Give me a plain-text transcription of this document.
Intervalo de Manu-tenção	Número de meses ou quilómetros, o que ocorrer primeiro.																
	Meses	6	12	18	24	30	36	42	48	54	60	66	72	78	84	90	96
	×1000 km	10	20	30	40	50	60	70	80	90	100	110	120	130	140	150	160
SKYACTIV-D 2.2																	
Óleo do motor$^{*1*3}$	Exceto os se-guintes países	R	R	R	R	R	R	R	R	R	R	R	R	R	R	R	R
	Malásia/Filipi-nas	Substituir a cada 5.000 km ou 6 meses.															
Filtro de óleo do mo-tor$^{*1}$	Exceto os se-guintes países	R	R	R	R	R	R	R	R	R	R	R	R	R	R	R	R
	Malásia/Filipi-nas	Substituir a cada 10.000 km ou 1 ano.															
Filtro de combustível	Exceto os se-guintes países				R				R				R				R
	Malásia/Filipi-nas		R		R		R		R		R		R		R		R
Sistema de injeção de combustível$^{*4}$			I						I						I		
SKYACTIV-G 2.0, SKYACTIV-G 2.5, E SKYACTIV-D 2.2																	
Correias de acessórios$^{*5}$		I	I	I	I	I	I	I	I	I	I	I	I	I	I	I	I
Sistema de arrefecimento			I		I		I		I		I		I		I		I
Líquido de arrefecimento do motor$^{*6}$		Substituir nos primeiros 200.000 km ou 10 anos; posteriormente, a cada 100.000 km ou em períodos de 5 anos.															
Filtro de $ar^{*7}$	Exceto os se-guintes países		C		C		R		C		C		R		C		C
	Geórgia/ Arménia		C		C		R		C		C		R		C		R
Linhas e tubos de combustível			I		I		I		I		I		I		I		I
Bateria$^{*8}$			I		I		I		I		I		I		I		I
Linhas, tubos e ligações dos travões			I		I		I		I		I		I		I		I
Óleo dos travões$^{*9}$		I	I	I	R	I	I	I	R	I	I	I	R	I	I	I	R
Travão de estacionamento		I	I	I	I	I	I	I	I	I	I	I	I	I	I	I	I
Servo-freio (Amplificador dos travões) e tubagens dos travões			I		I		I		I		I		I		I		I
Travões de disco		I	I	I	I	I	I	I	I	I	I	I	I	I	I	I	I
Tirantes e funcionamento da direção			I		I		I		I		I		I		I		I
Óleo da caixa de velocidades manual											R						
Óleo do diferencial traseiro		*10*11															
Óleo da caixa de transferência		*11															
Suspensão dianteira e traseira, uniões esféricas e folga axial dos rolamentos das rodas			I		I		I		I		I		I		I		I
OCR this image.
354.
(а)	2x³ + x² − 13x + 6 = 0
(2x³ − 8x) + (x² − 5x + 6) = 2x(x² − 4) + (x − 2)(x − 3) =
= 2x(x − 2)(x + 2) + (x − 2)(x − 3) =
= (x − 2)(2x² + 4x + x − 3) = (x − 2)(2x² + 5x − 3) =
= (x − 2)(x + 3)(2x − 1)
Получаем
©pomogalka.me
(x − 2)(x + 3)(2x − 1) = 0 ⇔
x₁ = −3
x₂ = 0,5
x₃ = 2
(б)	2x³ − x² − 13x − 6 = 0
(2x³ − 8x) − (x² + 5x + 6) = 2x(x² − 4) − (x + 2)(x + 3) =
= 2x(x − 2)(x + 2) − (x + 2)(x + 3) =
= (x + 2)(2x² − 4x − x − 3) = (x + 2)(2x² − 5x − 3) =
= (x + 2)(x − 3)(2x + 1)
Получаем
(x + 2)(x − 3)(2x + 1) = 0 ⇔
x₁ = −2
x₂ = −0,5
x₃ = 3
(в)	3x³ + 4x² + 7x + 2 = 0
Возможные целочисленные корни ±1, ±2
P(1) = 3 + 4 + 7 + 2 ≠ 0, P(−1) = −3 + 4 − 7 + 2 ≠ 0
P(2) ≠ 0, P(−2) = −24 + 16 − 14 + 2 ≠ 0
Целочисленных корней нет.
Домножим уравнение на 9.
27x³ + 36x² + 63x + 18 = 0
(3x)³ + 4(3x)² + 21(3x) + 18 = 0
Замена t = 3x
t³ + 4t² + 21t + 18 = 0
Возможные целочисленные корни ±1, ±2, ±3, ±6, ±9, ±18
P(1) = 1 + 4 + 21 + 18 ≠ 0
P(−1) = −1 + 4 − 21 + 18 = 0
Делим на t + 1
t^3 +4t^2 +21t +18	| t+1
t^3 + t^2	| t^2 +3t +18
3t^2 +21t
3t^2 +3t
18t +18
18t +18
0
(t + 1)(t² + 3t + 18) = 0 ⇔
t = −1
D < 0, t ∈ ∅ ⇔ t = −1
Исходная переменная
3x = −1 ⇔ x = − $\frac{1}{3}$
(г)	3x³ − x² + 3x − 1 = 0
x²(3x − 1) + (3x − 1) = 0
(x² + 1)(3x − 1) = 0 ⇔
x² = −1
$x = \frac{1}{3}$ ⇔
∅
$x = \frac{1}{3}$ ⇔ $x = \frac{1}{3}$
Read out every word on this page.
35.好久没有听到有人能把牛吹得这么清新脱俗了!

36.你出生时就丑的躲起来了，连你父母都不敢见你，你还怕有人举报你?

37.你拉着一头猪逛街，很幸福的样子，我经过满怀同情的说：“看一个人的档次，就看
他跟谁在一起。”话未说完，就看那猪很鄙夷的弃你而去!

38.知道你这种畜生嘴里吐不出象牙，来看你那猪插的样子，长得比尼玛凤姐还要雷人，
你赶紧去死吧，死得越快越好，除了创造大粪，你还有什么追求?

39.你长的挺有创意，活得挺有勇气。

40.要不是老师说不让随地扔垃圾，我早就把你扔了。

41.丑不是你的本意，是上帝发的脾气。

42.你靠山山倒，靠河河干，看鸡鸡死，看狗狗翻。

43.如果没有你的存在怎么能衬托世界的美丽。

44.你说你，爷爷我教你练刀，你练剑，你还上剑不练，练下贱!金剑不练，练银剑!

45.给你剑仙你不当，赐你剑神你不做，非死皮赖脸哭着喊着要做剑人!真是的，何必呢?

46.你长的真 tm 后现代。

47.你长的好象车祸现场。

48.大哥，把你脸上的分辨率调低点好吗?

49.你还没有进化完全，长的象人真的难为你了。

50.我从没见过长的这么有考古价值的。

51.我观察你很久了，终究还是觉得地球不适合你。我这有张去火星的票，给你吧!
____________________
_Description of the task_: From the listing above, reproduce all the lines exactly.

_The response_:
Give me a plain-text transcription of this document.
Intervalo de Manu-tenção	Número de meses ou quilómetros, o que ocorrer primeiro.																
	Meses	6	12	18	24	30	36	42	48	54	60	66	72	78	84	90	96
	×1000 km	10	20	30	40	50	60	70	80	90	100	110	120	130	140	150	160
SKYACTIV-D 2.2																	
Óleo do motor$^{*1*3}$	Exceto os se-guintes países	R	R	R	R	R	R	R	R	R	R	R	R	R	R	R	R
	Malásia/Filipi-nas	Substituir a cada 5.000 km ou 6 meses.															
Filtro de óleo do mo-tor$^{*1}$	Exceto os se-guintes países	R	R	R	R	R	R	R	R	R	R	R	R	R	R	R	R
	Malásia/Filipi-nas	Substituir a cada 10.000 km ou 1 ano.															
Filtro de combustível	Exceto os se-guintes países				R				R				R				R
	Malásia/Filipi-nas		R		R		R		R		R		R		R		R
Sistema de injeção de combustível$^{*4}$			I						I						I		
SKYACTIV-G 2.0, SKYACTIV-G 2.5, E SKYACTIV-D 2.2																	
Correias de acessórios$^{*5}$		I	I	I	I	I	I	I	I	I	I	I	I	I	I	I	I
Sistema de arrefecimento			I		I		I		I		I		I		I		I
Líquido de arrefecimento do motor$^{*6}$		Substituir nos primeiros 200.000 km ou 10 anos; posteriormente, a cada 100.000 km ou em períodos de 5 anos.															
Filtro de $ar^{*7}$	Exceto os se-guintes países		C		C		R		C		C		R		C		C
	Geórgia/ Arménia		C		C		R		C		C		R		C		R
Linhas e tubos de combustível			I		I		I		I		I		I		I		I
Bateria$^{*8}$			I		I		I		I		I		I		I		I
Linhas, tubos e ligações dos travões			I		I		I		I		I		I		I		I
Óleo dos travões$^{*9}$		I	I	I	R	I	I	I	R	I	I	I	R	I	I	I	R
Travão de estacionamento		I	I	I	I	I	I	I	I	I	I	I	I	I	I	I	I
Servo-freio (Amplificador dos travões) e tubagens dos travões			I		I		I		I		I		I		I		I
Travões de disco		I	I	I	I	I	I	I	I	I	I	I	I	I	I	I	I
Tirantes e funcionamento da direção			I		I		I		I		I		I		I		I
Óleo da caixa de velocidades manual											R						
Óleo do diferencial traseiro		*10*11															
Óleo da caixa de transferência		*11															
Suspensão dianteira e traseira, uniões esféricas e folga axial dos rolamentos das rodas			I		I		I		I		I		I		I		I
OCR this image.
354.
(а)	2x³ + x² − 13x + 6 = 0
(2x³ − 8x) + (x² − 5x + 6) = 2x(x² − 4) + (x − 2)(x − 3) =
= 2x(x − 2)(x + 2) + (x − 2)(x − 3) =
= (x − 2)(2x² + 4x + x − 3) = (x − 2)(2x² + 5x − 3) =
= (x − 2)(x + 3)(2x − 1)
Получаем
©pomogalka.me
(x − 2)(x + 3)(2x − 1) = 0 ⇔
x₁ = −3
x₂ = 0,5
x₃ = 2
(б)	2x³ − x² − 13x − 6 = 0
(2x³ − 8x) − (x² + 5x + 6) = 2x(x² − 4) − (x + 2)(x + 3) =
= 2x(x − 2)(x + 2) − (x + 2)(x + 3) =
= (x + 2)(2x² − 4x − x − 3) = (x + 2)(2x² − 5x − 3) =
= (x + 2)(x − 3)(2x + 1)
Получаем
(x + 2)(x − 3)(2x + 1) = 0 ⇔
x₁ = −2
x₂ = −0,5
x₃ = 3
(в)	3x³ + 4x² + 7x + 2 = 0
Возможные целочисленные корни ±1, ±2
P(1) = 3 + 4 + 7 + 2 ≠ 0, P(−1) = −3 + 4 − 7 + 2 ≠ 0
P(2) ≠ 0, P(−2) = −24 + 16 − 14 + 2 ≠ 0
Целочисленных корней нет.
Домножим уравнение на 9.
27x³ + 36x² + 63x + 18 = 0
(3x)³ + 4(3x)² + 21(3x) + 18 = 0
Замена t = 3x
t³ + 4t² + 21t + 18 = 0
Возможные целочисленные корни ±1, ±2, ±3, ±6, ±9, ±18
P(1) = 1 + 4 + 21 + 18 ≠ 0
P(−1) = −1 + 4 − 21 + 18 = 0
Делим на t + 1
t^3 +4t^2 +21t +18	| t+1
t^3 + t^2	| t^2 +3t +18
3t^2 +21t
3t^2 +3t
18t +18
18t +18
0
(t + 1)(t² + 3t + 18) = 0 ⇔
t = −1
D < 0, t ∈ ∅ ⇔ t = −1
Исходная переменная
3x = −1 ⇔ x = − $\frac{1}{3}$
(г)	3x³ − x² + 3x − 1 = 0
x²(3x − 1) + (3x − 1) = 0
(x² + 1)(3x − 1) = 0 ⇔
x² = −1
$x = \frac{1}{3}$ ⇔
∅
$x = \frac{1}{3}$ ⇔ $x = \frac{1}{3}$
Read out every word on this page.
35.好久没有听到有人能把牛吹得这么清新脱俗了!

36.你出生时就丑的躲起来了，连你父母都不敢见你，你还怕有人举报你?

37.你拉着一头猪逛街，很幸福的样子，我经过满怀同情的说：“看一个人的档次，就看
他跟谁在一起。”话未说完，就看那猪很鄙夷的弃你而去!

38.知道你这种畜生嘴里吐不出象牙，来看你那猪插的样子，长得比尼玛凤姐还要雷人，
你赶紧去死吧，死得越快越好，除了创造大粪，你还有什么追求?

39.你长的挺有创意，活得挺有勇气。

40.要不是老师说不让随地扔垃圾，我早就把你扔了。

41.丑不是你的本意，是上帝发的脾气。

42.你靠山山倒，靠河河干，看鸡鸡死，看狗狗翻。

43.如果没有你的存在怎么能衬托世界的美丽。

44.你说你，爷爷我教你练刀，你练剑，你还上剑不练，练下贱!金剑不练，练银剑!

45.给你剑仙你不当，赐你剑神你不做，非死皮赖脸哭着喊着要做剑人!真是的，何必呢?

46.你长的真 tm 后现代。

47.你长的好象车祸现场。

48.大哥，把你脸上的分辨率调低点好吗?

49.你还没有进化完全，长的象人真的难为你了。

50.我从没见过长的这么有考古价值的。

51.我观察你很久了，终究还是觉得地球不适合你。我这有张去火星的票，给你吧!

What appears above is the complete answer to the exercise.